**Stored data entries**
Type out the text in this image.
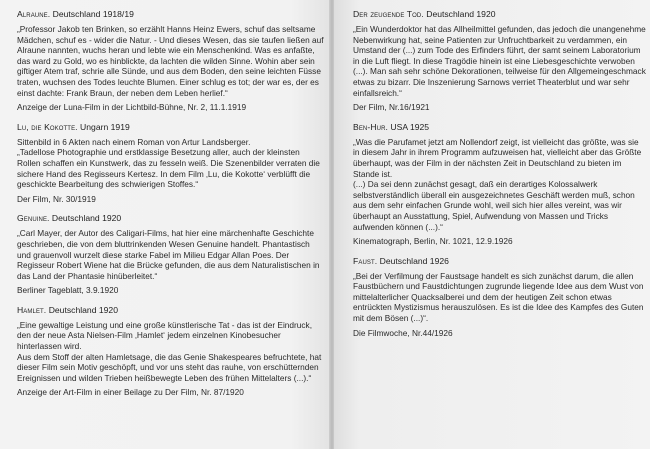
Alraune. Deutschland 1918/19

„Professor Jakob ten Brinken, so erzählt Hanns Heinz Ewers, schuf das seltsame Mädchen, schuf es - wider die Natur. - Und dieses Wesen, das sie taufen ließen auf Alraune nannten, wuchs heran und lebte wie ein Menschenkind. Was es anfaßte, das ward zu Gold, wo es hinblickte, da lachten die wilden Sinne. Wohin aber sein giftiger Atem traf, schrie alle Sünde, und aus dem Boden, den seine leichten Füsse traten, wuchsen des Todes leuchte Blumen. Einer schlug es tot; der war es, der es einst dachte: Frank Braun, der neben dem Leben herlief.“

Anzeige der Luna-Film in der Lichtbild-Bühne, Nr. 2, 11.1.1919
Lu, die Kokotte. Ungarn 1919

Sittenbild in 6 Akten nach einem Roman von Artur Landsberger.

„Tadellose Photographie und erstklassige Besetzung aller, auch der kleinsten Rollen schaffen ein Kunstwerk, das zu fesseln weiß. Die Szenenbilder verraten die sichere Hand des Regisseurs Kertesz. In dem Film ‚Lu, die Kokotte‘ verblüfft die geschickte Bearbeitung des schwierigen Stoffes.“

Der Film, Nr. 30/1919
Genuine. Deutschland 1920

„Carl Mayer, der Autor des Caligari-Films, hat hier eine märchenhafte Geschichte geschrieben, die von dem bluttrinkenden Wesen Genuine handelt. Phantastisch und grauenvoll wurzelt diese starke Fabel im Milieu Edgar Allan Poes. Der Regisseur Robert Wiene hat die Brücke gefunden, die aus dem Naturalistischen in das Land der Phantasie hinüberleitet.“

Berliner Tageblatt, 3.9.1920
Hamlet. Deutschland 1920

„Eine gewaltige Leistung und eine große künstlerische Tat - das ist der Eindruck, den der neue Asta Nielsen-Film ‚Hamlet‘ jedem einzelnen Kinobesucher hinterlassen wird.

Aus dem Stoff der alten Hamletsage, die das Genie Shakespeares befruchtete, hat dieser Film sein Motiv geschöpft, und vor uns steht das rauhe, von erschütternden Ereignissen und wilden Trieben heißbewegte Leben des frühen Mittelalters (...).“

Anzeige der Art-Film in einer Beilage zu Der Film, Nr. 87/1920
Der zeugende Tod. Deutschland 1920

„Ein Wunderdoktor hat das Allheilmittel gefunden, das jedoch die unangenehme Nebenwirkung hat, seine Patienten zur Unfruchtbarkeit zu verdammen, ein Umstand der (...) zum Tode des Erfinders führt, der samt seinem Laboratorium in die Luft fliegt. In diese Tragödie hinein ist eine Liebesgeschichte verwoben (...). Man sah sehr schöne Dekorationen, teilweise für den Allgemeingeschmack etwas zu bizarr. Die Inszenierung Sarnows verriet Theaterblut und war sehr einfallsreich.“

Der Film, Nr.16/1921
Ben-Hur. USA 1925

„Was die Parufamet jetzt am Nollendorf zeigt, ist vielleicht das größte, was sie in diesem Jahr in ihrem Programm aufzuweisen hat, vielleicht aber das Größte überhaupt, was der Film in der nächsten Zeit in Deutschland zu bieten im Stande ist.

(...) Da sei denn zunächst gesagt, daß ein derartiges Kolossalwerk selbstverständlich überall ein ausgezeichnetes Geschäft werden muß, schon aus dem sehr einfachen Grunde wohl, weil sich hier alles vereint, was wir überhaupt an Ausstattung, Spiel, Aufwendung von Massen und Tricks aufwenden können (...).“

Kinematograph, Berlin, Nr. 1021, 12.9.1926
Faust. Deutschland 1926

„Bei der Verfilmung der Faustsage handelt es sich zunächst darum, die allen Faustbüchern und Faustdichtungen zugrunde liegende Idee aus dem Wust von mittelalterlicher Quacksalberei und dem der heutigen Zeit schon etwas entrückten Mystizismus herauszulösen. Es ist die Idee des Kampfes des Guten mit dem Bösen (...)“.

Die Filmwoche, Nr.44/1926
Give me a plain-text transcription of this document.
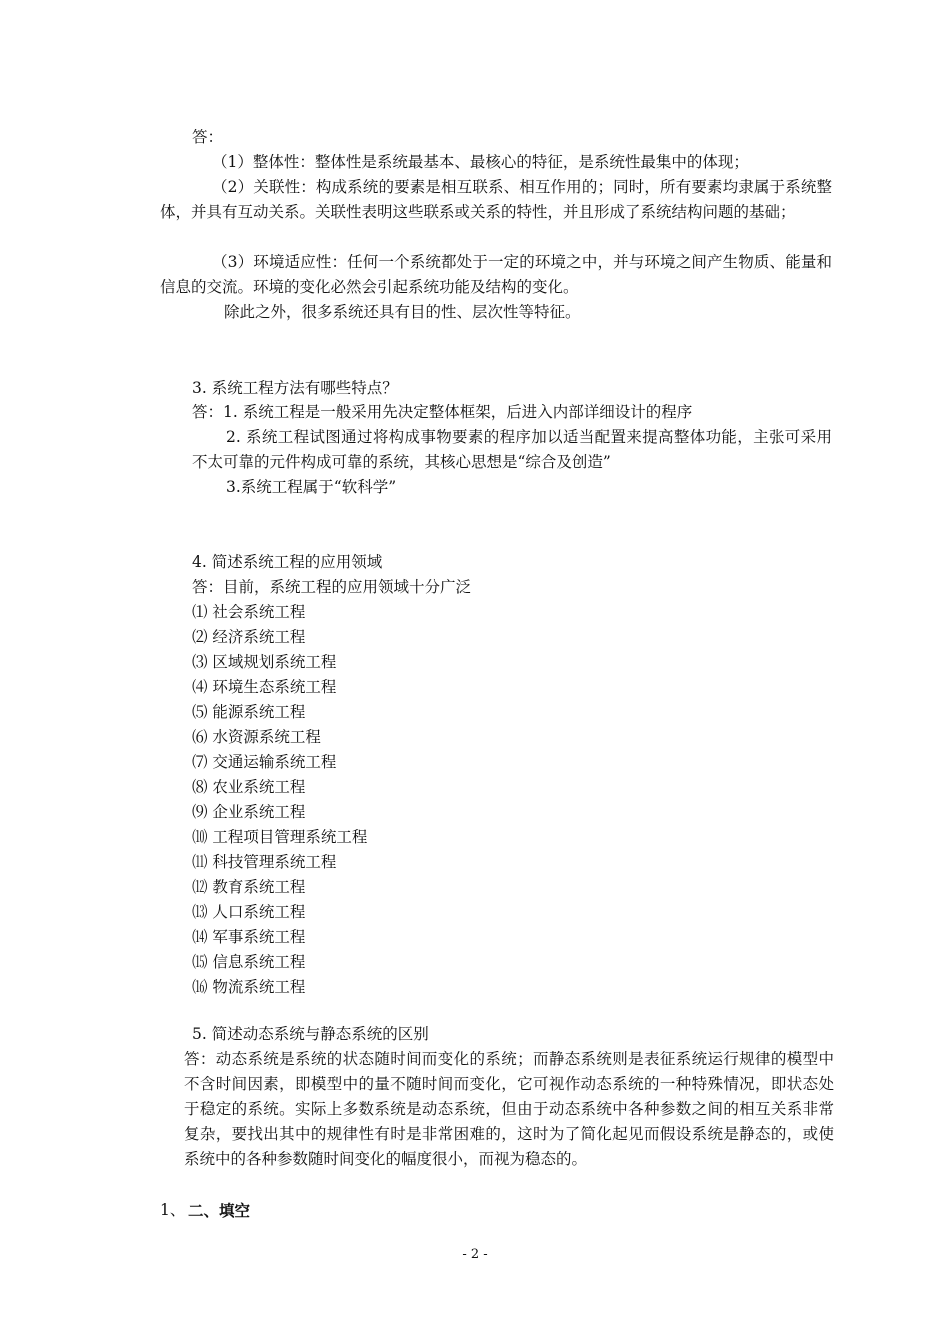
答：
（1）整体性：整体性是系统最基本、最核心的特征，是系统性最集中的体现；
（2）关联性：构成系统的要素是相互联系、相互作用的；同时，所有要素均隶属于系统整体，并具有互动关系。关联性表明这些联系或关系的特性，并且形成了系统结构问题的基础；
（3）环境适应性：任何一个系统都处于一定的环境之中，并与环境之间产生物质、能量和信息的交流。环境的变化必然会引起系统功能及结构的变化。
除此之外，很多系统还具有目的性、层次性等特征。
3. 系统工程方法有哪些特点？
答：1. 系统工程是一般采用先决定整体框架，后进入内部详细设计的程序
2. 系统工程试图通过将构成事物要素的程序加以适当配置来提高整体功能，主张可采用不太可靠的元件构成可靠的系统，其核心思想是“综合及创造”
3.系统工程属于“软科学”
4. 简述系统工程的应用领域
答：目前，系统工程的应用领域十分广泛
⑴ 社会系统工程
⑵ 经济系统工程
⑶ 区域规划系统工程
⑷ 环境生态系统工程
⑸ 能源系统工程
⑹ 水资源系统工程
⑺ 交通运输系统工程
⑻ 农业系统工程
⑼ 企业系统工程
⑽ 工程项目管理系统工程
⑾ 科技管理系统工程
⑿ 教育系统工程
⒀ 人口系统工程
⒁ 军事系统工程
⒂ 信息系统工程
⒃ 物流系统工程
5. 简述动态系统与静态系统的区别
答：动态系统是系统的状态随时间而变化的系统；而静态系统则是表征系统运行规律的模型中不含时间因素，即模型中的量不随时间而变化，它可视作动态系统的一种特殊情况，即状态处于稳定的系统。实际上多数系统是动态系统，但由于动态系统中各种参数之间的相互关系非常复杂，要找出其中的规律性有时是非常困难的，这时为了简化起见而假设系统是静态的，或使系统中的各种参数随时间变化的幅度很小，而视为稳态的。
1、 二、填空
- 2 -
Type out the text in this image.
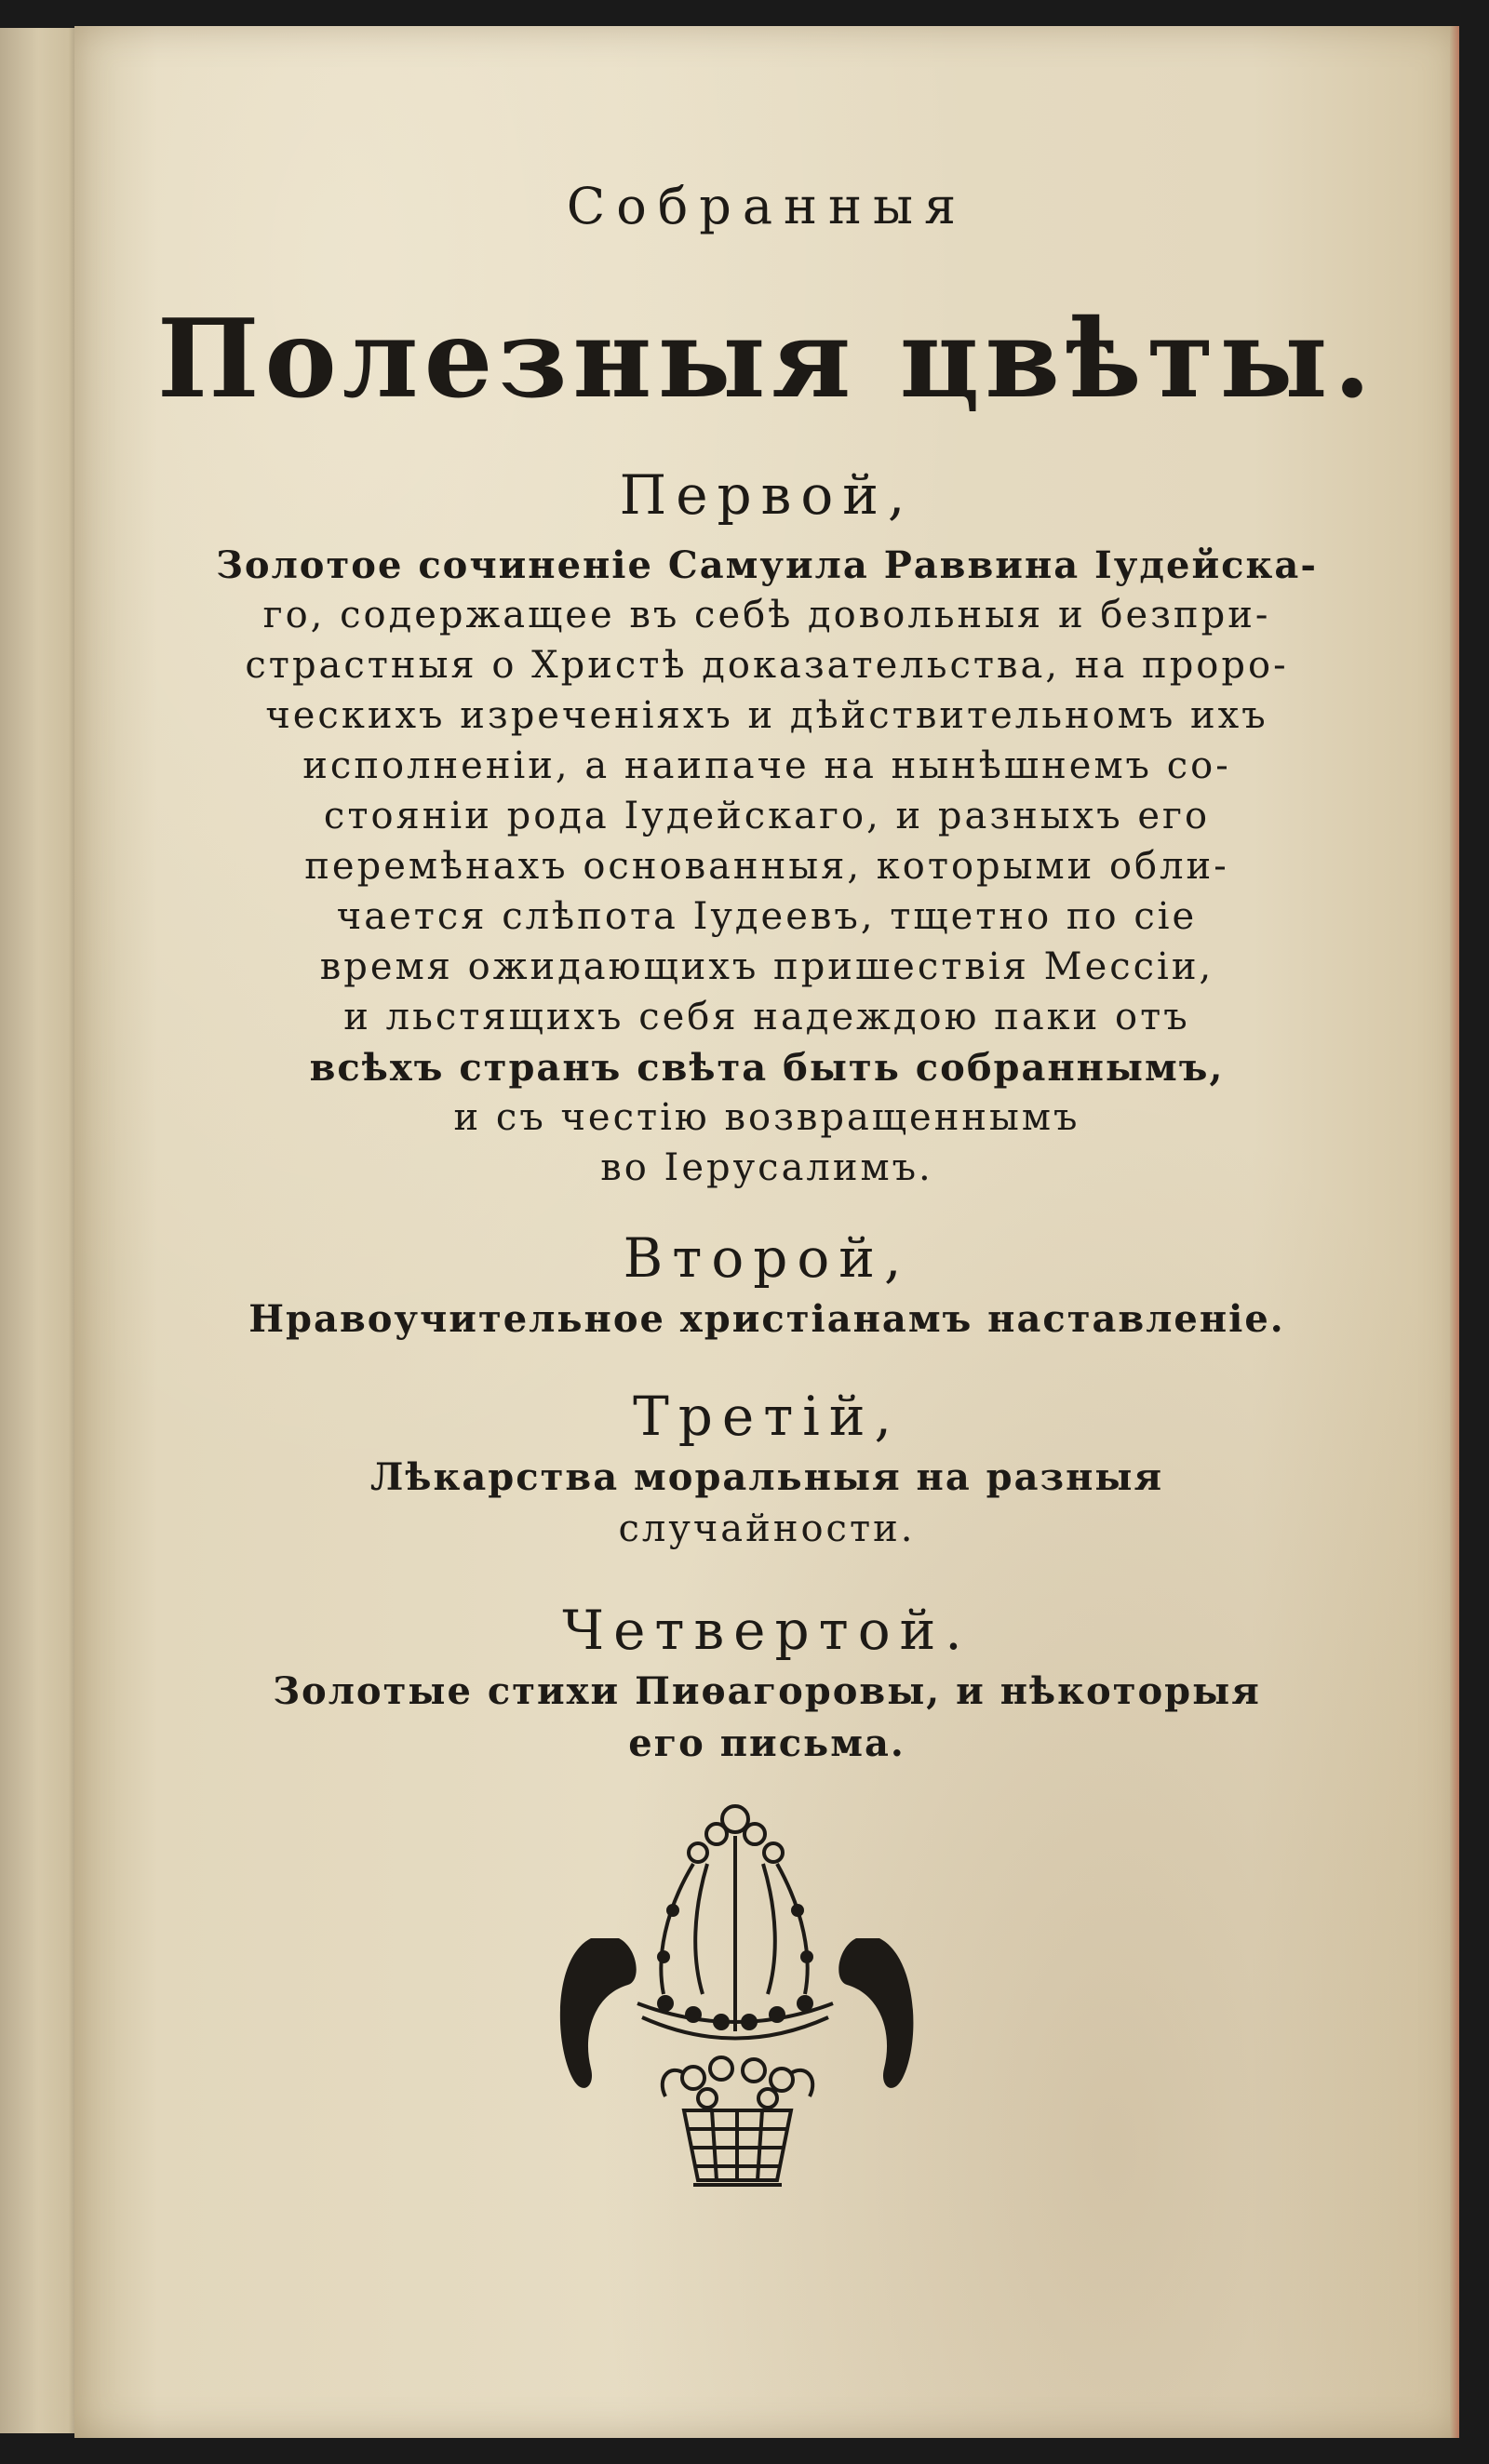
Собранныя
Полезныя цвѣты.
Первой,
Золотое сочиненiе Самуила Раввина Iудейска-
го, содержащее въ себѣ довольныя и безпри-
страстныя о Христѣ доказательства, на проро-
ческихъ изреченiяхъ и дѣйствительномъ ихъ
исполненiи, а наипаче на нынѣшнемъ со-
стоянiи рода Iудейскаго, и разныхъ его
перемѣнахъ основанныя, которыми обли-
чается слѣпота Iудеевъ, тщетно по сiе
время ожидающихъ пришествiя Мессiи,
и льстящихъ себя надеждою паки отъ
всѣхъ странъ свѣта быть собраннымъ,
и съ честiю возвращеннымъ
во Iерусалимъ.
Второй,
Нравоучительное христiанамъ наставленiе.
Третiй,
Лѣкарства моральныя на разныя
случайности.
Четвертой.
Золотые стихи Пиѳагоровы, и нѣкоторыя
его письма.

**Instruction**
From the entries above, copy every line containing the word "Genuine".

**Response to this task**
Genuine. Deutschland 1920
„Carl Mayer, der Autor des Caligari-Films, hat hier eine märchenhafte Geschichte geschrieben, die von dem bluttrinkenden Wesen Genuine handelt. Phantastisch und grauenvoll wurzelt diese starke Fabel im Milieu Edgar Allan Poes. Der Regisseur Robert Wiene hat die Brücke gefunden, die aus dem Naturalistischen in das Land der Phantasie hinüberleitet.“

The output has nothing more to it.